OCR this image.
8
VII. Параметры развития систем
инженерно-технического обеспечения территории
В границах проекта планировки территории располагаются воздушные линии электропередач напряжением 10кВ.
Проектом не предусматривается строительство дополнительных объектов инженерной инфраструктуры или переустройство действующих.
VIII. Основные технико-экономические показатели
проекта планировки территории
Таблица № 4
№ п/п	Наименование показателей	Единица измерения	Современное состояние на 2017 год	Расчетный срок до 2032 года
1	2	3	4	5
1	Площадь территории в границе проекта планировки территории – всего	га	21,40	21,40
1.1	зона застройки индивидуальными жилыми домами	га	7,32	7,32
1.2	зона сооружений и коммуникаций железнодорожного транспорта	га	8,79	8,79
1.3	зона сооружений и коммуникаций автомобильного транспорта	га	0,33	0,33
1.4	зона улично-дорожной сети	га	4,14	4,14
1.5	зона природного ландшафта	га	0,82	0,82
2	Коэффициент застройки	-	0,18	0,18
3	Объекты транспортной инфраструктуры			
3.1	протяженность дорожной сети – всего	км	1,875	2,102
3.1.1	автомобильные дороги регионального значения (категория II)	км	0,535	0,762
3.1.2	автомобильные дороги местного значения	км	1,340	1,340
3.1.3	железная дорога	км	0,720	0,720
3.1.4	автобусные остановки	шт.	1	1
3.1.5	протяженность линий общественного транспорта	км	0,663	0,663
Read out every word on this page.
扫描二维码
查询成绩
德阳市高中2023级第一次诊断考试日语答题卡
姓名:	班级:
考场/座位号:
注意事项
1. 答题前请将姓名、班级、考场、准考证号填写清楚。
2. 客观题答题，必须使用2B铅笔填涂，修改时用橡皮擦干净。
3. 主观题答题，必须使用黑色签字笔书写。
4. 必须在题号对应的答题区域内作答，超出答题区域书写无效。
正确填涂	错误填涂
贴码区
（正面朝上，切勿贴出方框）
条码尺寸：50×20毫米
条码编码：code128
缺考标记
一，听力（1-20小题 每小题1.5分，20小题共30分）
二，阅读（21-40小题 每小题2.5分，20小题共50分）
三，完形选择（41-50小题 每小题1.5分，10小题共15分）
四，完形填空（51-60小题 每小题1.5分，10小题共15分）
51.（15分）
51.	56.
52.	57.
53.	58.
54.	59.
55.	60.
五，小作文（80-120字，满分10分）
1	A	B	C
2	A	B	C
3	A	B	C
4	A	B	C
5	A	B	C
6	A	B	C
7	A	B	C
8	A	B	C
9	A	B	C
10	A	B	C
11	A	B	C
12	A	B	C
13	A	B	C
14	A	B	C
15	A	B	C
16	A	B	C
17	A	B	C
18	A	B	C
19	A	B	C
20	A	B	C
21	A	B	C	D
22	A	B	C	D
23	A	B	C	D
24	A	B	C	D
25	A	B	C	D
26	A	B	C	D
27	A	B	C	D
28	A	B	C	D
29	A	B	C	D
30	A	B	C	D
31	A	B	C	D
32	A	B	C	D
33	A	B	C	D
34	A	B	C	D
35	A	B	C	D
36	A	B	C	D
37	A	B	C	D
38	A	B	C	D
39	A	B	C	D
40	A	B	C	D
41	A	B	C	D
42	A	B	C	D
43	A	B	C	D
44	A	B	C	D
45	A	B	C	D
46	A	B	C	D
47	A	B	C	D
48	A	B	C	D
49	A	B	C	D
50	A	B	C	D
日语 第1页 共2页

TASK PROMPT: Reproduce the data, keeping every line exactly the same.

EXPECTED OUTPUT:
OCR this image.
8
VII. Параметры развития систем
инженерно-технического обеспечения территории
В границах проекта планировки территории располагаются воздушные линии электропередач напряжением 10кВ.
Проектом не предусматривается строительство дополнительных объектов инженерной инфраструктуры или переустройство действующих.
VIII. Основные технико-экономические показатели
проекта планировки территории
Таблица № 4
№ п/п	Наименование показателей	Единица измерения	Современное состояние на 2017 год	Расчетный срок до 2032 года
1	2	3	4	5
1	Площадь территории в границе проекта планировки территории – всего	га	21,40	21,40
1.1	зона застройки индивидуальными жилыми домами	га	7,32	7,32
1.2	зона сооружений и коммуникаций железнодорожного транспорта	га	8,79	8,79
1.3	зона сооружений и коммуникаций автомобильного транспорта	га	0,33	0,33
1.4	зона улично-дорожной сети	га	4,14	4,14
1.5	зона природного ландшафта	га	0,82	0,82
2	Коэффициент застройки	-	0,18	0,18
3	Объекты транспортной инфраструктуры			
3.1	протяженность дорожной сети – всего	км	1,875	2,102
3.1.1	автомобильные дороги регионального значения (категория II)	км	0,535	0,762
3.1.2	автомобильные дороги местного значения	км	1,340	1,340
3.1.3	железная дорога	км	0,720	0,720
3.1.4	автобусные остановки	шт.	1	1
3.1.5	протяженность линий общественного транспорта	км	0,663	0,663
Read out every word on this page.
扫描二维码
查询成绩
德阳市高中2023级第一次诊断考试日语答题卡
姓名:	班级:
考场/座位号:
注意事项
1. 答题前请将姓名、班级、考场、准考证号填写清楚。
2. 客观题答题，必须使用2B铅笔填涂，修改时用橡皮擦干净。
3. 主观题答题，必须使用黑色签字笔书写。
4. 必须在题号对应的答题区域内作答，超出答题区域书写无效。
正确填涂	错误填涂
贴码区
（正面朝上，切勿贴出方框）
条码尺寸：50×20毫米
条码编码：code128
缺考标记
一，听力（1-20小题 每小题1.5分，20小题共30分）
二，阅读（21-40小题 每小题2.5分，20小题共50分）
三，完形选择（41-50小题 每小题1.5分，10小题共15分）
四，完形填空（51-60小题 每小题1.5分，10小题共15分）
51.（15分）
51.	56.
52.	57.
53.	58.
54.	59.
55.	60.
五，小作文（80-120字，满分10分）
1	A	B	C
2	A	B	C
3	A	B	C
4	A	B	C
5	A	B	C
6	A	B	C
7	A	B	C
8	A	B	C
9	A	B	C
10	A	B	C
11	A	B	C
12	A	B	C
13	A	B	C
14	A	B	C
15	A	B	C
16	A	B	C
17	A	B	C
18	A	B	C
19	A	B	C
20	A	B	C
21	A	B	C	D
22	A	B	C	D
23	A	B	C	D
24	A	B	C	D
25	A	B	C	D
26	A	B	C	D
27	A	B	C	D
28	A	B	C	D
29	A	B	C	D
30	A	B	C	D
31	A	B	C	D
32	A	B	C	D
33	A	B	C	D
34	A	B	C	D
35	A	B	C	D
36	A	B	C	D
37	A	B	C	D
38	A	B	C	D
39	A	B	C	D
40	A	B	C	D
41	A	B	C	D
42	A	B	C	D
43	A	B	C	D
44	A	B	C	D
45	A	B	C	D
46	A	B	C	D
47	A	B	C	D
48	A	B	C	D
49	A	B	C	D
50	A	B	C	D
日语 第1页 共2页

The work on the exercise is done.